> MATERIAL FOR THIS EXERCISE
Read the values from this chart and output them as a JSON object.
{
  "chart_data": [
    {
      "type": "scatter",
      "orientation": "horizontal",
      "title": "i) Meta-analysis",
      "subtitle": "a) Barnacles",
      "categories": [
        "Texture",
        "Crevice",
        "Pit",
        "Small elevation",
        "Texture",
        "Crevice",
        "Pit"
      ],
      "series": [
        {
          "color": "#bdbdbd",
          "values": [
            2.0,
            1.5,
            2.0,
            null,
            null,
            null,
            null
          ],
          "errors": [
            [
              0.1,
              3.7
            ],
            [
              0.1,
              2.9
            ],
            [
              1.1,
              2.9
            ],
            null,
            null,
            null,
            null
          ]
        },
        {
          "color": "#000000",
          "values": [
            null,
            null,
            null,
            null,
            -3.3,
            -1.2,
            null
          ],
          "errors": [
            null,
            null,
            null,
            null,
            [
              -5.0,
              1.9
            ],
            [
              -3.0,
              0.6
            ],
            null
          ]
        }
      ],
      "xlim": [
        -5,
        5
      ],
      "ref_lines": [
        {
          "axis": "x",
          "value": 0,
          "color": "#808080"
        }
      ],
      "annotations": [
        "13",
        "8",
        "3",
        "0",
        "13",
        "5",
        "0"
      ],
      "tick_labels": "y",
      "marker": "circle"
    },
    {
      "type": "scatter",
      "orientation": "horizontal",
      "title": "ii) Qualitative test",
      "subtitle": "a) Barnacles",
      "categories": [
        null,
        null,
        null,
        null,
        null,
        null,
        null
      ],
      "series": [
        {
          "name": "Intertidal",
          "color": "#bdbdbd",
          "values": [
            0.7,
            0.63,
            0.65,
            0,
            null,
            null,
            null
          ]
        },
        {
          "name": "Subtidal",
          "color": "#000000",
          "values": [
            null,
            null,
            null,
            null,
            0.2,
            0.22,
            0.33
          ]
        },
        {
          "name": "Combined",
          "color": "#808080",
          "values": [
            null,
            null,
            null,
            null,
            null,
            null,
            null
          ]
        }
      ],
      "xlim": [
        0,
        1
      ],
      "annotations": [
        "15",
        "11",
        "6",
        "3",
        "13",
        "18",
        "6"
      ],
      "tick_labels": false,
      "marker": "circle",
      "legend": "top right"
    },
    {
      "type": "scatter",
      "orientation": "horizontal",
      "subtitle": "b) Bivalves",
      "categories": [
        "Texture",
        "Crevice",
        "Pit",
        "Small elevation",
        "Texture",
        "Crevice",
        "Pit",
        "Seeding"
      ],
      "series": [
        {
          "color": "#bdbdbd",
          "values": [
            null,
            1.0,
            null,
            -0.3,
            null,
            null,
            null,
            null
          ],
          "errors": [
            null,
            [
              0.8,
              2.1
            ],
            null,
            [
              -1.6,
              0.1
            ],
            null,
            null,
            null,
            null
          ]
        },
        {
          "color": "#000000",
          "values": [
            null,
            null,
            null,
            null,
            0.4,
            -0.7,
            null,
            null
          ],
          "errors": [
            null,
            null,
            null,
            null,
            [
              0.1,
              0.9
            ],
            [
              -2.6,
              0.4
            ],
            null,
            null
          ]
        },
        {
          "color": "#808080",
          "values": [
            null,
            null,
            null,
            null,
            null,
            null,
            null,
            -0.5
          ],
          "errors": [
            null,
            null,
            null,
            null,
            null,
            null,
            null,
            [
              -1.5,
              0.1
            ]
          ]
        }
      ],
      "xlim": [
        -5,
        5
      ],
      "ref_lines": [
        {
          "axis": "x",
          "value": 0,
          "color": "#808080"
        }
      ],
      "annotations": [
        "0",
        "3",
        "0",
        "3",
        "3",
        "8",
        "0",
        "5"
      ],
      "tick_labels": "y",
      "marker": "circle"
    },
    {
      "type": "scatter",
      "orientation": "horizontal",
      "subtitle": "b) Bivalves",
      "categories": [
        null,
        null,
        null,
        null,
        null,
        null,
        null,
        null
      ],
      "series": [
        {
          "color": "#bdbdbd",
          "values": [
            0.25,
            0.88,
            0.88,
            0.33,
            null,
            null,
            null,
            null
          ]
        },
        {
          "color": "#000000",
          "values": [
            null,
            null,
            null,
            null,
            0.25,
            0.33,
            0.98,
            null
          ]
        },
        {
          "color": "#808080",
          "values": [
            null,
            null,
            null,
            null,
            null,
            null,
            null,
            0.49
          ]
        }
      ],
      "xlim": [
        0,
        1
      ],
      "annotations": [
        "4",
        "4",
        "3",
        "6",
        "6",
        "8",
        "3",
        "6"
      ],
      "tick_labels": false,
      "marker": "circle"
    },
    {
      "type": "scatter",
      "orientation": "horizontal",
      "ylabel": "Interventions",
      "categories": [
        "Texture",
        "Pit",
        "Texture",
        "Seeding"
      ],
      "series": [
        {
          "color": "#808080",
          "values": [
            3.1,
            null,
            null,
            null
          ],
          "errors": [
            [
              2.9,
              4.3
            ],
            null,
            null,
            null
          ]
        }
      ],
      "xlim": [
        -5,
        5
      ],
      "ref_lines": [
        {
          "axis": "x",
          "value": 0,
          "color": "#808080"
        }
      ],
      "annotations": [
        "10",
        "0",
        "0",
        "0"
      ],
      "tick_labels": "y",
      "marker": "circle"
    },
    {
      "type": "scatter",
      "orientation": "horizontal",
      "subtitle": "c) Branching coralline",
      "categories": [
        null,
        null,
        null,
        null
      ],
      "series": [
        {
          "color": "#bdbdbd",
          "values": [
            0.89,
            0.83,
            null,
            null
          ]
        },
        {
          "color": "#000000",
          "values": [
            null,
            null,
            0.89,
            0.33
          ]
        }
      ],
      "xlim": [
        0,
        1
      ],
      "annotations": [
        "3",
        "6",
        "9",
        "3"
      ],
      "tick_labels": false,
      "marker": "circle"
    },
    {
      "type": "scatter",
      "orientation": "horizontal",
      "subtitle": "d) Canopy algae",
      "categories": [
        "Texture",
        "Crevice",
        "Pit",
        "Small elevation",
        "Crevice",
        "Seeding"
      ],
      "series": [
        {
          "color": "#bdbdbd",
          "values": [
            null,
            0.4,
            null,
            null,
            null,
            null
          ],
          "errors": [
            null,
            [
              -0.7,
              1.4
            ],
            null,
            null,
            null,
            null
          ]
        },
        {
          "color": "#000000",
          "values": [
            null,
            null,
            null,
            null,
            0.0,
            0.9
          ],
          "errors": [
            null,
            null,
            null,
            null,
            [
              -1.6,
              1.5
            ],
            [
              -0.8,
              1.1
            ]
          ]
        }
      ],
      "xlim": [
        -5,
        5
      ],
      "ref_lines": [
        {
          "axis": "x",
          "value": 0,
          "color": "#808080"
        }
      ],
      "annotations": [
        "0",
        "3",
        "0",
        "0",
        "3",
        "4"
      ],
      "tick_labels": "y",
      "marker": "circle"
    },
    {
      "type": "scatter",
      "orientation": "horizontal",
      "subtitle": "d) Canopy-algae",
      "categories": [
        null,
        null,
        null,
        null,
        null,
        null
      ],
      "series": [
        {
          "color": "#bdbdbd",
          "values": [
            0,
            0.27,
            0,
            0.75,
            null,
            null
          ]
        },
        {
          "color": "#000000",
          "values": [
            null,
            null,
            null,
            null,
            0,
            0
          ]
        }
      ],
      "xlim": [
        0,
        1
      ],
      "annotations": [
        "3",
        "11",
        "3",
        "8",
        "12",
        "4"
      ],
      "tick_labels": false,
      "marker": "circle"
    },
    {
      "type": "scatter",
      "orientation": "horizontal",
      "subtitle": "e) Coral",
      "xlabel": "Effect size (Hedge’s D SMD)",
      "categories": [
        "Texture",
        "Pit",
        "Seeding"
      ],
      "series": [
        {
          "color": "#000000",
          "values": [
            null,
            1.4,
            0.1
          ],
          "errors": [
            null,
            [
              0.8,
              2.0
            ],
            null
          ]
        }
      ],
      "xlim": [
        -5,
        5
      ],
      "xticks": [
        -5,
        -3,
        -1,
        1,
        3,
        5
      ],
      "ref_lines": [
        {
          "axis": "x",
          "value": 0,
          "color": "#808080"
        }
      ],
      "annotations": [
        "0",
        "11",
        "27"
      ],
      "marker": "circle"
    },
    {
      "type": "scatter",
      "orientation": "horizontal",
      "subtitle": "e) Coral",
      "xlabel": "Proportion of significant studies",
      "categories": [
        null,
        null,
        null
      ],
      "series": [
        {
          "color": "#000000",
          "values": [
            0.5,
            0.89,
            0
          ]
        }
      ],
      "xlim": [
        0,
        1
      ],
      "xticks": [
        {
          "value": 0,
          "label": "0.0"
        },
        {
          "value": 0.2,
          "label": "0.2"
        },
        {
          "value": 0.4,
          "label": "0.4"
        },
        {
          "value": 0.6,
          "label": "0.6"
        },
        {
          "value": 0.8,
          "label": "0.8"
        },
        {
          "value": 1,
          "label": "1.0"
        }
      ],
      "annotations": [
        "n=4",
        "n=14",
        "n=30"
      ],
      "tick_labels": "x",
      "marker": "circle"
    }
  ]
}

> DESCRIPTION OF THE TASK
Copy every line of the listing that contains the word "algae".

> RIGHT ANSWER
      "subtitle": "d) Canopy algae",
      "subtitle": "d) Canopy-algae",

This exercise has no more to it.